REQUIRED TASK> Locate the lines of the listing below that hold "datos", then copy each of them.

TASK MATERIAL>
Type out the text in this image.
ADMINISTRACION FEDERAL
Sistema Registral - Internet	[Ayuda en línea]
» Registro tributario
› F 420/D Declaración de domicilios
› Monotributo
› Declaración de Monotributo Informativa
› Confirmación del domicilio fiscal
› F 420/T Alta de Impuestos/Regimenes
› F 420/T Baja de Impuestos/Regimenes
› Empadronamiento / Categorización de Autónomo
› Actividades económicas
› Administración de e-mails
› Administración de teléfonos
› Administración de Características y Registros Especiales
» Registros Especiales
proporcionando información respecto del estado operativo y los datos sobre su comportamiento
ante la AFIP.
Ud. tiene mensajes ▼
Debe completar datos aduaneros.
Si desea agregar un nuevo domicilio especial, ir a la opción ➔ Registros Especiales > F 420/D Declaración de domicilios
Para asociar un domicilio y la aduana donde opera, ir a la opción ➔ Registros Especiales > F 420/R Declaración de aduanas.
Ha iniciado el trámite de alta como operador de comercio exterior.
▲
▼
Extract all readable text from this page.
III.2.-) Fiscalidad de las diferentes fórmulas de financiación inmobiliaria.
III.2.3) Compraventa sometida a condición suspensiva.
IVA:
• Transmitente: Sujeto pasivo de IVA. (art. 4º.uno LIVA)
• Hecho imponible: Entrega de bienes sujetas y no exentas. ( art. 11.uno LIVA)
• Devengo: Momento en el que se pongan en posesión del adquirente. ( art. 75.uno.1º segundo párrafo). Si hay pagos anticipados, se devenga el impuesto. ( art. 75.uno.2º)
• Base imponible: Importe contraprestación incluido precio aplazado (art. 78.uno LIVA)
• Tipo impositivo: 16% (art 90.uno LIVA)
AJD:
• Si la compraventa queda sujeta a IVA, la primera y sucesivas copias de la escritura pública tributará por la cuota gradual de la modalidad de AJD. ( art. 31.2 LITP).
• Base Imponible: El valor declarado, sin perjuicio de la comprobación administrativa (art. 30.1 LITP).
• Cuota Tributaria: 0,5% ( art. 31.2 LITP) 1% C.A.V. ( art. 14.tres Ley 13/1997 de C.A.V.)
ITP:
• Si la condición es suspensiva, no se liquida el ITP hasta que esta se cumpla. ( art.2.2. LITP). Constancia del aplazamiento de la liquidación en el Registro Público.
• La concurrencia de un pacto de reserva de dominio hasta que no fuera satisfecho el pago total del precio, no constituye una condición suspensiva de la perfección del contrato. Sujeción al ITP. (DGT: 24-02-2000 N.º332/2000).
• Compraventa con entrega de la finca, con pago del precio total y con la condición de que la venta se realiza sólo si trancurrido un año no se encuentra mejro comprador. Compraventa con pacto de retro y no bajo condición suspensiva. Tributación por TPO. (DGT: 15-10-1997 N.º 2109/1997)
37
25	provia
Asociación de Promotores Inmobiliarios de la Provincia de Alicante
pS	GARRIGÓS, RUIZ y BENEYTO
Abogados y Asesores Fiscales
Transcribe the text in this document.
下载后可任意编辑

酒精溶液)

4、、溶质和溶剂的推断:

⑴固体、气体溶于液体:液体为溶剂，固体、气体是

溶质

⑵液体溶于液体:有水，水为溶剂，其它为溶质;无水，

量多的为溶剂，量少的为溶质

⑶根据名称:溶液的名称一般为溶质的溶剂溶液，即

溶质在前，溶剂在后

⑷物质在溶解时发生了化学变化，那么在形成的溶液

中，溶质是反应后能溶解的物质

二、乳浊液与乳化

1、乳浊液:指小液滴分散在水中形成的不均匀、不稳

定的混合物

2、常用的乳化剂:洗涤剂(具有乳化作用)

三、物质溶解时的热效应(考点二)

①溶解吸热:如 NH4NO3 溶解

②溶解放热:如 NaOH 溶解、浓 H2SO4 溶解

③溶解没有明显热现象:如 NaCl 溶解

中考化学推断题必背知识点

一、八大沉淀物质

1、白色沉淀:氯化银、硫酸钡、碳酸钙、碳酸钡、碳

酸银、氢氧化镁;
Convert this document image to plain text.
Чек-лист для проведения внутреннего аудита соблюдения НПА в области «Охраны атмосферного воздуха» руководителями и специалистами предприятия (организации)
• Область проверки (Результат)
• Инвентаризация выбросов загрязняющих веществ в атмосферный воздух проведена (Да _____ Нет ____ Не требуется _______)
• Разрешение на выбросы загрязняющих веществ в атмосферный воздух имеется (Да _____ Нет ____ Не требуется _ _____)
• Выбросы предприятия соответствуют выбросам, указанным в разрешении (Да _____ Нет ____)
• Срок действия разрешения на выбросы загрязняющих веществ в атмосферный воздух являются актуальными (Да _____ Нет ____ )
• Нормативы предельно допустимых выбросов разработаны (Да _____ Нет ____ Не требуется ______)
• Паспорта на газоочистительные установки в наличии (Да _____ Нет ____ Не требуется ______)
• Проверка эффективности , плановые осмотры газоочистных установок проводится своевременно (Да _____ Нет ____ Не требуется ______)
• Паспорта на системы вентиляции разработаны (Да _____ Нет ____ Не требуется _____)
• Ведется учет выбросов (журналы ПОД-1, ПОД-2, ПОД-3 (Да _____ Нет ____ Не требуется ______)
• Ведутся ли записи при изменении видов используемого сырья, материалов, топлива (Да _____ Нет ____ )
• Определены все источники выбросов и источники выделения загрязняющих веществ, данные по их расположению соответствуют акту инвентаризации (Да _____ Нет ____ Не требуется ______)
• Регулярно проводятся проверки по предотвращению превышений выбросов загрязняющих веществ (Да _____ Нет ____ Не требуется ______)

FINISHED ANSWER>
proporcionando información respecto del estado operativo y los datos sobre su comportamiento
Debe completar datos aduaneros.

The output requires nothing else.